*Objective:* Extract, from the records beneath this instruction, each line that contains the word "screenshot".

*Information provided:*
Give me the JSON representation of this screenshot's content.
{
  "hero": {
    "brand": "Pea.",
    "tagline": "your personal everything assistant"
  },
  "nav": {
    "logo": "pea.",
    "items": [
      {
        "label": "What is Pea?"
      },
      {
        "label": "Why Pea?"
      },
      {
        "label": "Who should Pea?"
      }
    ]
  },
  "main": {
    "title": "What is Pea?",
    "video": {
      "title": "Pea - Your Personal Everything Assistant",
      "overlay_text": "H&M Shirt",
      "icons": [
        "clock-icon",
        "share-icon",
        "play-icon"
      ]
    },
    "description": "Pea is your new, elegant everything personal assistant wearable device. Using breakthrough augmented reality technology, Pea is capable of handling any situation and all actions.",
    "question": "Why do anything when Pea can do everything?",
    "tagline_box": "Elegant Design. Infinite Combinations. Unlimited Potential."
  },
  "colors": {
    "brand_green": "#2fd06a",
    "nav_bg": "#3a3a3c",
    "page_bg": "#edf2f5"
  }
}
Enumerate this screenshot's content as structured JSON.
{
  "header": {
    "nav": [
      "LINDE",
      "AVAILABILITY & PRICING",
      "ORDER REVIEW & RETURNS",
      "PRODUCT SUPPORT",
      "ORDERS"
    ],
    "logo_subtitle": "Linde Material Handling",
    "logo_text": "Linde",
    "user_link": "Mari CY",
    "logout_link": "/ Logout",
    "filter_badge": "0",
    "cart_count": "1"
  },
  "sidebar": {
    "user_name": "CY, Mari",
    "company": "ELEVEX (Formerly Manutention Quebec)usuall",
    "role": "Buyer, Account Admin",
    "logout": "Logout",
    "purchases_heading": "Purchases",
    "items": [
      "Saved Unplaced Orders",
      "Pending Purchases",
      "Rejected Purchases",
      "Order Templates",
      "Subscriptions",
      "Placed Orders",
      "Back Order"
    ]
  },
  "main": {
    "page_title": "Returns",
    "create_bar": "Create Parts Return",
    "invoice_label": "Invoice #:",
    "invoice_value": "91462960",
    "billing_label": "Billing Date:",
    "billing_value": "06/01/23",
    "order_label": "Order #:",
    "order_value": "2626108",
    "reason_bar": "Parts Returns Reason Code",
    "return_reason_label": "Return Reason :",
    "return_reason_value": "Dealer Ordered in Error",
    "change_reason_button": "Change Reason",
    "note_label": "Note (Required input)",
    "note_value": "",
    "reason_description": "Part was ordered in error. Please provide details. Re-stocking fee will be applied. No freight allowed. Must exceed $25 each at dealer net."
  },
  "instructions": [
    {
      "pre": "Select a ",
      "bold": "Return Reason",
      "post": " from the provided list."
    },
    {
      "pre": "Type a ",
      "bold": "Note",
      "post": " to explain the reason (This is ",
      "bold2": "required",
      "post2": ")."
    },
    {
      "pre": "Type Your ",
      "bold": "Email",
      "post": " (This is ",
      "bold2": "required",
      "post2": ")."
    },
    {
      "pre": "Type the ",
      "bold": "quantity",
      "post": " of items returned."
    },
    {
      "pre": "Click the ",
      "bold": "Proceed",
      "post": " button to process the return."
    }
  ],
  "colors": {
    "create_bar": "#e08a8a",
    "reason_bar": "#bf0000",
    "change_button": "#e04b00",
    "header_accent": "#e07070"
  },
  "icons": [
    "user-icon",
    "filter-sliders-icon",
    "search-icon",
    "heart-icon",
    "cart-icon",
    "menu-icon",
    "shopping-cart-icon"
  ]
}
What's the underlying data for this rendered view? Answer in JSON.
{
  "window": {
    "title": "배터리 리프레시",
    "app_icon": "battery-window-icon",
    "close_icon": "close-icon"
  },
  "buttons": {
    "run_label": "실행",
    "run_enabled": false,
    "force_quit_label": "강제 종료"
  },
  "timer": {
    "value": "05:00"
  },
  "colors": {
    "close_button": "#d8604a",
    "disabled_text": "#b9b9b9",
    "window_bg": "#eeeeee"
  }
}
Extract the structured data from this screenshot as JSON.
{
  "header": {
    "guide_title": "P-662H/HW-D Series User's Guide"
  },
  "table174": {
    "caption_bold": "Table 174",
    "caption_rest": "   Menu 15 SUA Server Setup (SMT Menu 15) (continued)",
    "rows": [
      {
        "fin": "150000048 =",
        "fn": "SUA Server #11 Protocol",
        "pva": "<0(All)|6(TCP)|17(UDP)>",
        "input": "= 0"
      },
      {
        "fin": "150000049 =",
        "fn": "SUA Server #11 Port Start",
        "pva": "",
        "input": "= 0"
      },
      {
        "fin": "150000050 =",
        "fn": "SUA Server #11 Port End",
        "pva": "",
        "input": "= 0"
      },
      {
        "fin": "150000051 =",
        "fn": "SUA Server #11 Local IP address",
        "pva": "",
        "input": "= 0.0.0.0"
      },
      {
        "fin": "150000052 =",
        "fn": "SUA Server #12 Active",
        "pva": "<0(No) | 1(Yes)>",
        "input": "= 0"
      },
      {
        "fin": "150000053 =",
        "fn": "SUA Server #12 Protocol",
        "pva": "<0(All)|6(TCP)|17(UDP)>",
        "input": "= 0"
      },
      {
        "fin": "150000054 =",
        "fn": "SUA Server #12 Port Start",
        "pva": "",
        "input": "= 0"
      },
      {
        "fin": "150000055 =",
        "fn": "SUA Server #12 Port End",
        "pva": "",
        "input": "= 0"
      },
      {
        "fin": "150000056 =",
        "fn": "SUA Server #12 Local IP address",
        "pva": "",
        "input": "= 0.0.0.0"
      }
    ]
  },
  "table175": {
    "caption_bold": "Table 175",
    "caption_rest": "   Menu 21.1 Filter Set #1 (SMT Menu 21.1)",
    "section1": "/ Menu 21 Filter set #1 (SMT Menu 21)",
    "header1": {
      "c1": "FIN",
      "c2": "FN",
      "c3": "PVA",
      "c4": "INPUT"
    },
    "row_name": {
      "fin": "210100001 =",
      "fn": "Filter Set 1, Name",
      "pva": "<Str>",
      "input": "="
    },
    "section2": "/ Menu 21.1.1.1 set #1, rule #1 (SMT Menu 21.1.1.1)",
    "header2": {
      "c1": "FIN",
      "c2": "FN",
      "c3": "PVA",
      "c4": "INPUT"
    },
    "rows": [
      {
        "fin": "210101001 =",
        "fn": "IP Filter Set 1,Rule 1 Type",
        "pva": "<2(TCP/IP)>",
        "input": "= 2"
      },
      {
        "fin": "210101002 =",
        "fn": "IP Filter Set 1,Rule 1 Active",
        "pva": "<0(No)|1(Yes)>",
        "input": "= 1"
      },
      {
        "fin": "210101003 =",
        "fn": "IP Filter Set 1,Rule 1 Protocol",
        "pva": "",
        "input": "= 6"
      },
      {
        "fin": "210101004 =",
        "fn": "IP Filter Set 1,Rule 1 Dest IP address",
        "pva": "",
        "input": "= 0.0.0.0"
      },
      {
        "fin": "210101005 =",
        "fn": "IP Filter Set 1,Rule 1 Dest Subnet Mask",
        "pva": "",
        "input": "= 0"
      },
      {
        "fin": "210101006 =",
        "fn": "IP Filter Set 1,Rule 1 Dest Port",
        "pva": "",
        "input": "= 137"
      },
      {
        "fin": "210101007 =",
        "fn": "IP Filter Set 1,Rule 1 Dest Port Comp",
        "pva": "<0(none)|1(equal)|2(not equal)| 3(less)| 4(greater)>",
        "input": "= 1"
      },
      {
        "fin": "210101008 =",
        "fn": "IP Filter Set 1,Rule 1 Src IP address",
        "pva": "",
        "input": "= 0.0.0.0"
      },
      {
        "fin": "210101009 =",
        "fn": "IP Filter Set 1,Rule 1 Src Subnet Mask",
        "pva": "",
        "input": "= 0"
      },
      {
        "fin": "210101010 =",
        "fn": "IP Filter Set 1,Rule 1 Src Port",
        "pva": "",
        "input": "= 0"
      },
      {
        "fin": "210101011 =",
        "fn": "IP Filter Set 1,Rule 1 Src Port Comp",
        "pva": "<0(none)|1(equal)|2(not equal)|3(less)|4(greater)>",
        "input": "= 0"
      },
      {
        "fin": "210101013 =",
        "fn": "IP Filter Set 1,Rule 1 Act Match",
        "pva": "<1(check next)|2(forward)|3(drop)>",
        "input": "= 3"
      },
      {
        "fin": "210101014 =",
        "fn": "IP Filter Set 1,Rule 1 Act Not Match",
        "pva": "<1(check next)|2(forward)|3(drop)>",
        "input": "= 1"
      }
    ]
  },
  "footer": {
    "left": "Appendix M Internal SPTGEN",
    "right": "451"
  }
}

*Answer to this exercise:*
Give me the JSON representation of this screenshot's content.
Enumerate this screenshot's content as structured JSON.
Extract the structured data from this screenshot as JSON.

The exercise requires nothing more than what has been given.